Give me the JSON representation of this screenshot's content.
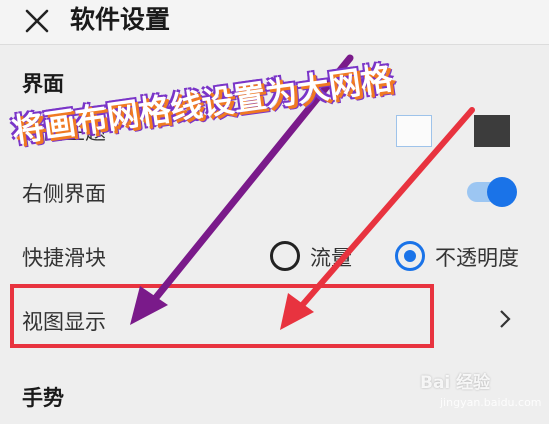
{
  "header": {
    "title": "软件设置",
    "close_icon": "close-icon"
  },
  "interface_section": {
    "title": "界面",
    "theme_label": "界面主题",
    "right_panel_label": "右侧界面",
    "right_panel_enabled": true,
    "quick_slider_label": "快捷滑块",
    "quick_slider_options": [
      {
        "label": "流量",
        "selected": false
      },
      {
        "label": "不透明度",
        "selected": true
      }
    ],
    "view_display_label": "视图显示"
  },
  "gesture_section": {
    "title": "手势"
  },
  "overlay": {
    "banner_text": "将画布网格线设置为大网格",
    "arrow_colors": [
      "#7a1a8a",
      "#e8333f"
    ],
    "box_color": "#e8333f"
  },
  "watermark": {
    "text": "Bai 经验",
    "sub": "jingyan.baidu.com"
  },
  "colors": {
    "accent": "#1a73e8",
    "background": "#eeeeee"
  }
}
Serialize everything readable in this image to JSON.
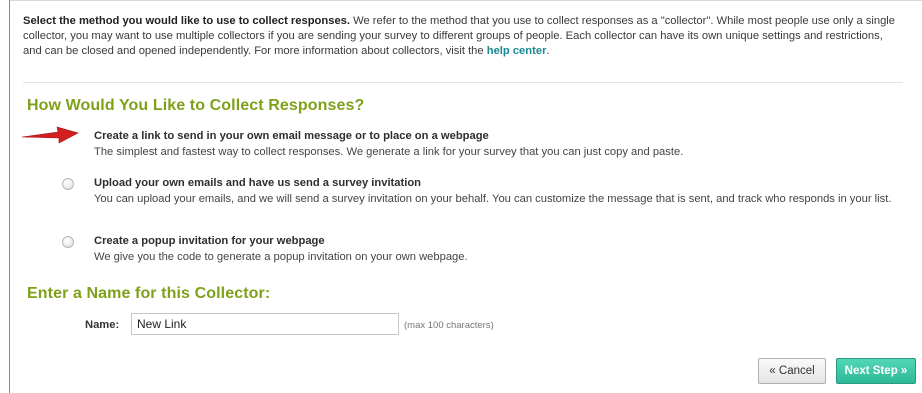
{
  "intro": {
    "lead_bold": "Select the method you would like to use to collect responses.",
    "body": " We refer to the method that you use to collect responses as a \"collector\". While most people use only a single collector, you may want to use multiple collectors if you are sending your survey to different groups of people. Each collector can have its own unique settings and restrictions, and can be closed and opened independently.  For more information about collectors, visit the ",
    "link": "help center",
    "end": "."
  },
  "collect_section": {
    "title": "How Would You Like to Collect Responses?",
    "options": [
      {
        "title": "Create a link to send in your own email message or to place on a webpage",
        "desc": "The simplest and fastest way to collect responses. We generate a link for your survey that you can just copy and paste."
      },
      {
        "title": "Upload your own emails and have us send a survey invitation",
        "desc": "You can upload your emails, and we will send a survey invitation on your behalf. You can customize the message that is sent, and track who responds in your list."
      },
      {
        "title": "Create a popup invitation for your webpage",
        "desc": "We give you the code to generate a popup invitation on your own webpage."
      }
    ]
  },
  "name_section": {
    "title": "Enter a Name for this Collector:",
    "label": "Name:",
    "value": "New Link",
    "hint": "(max 100 characters)"
  },
  "buttons": {
    "cancel": "« Cancel",
    "next": "Next Step »"
  },
  "colors": {
    "section_title": "#7fa11a",
    "link": "#1a8a93",
    "next_button": "#3cc8a6",
    "arrow": "#d21f1f"
  },
  "icons": {
    "pointer_arrow": "red-arrow-icon"
  }
}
————————
The problem: Using the records above, say how many lines include the string "this". Only the number is wanted.

Expected output: 3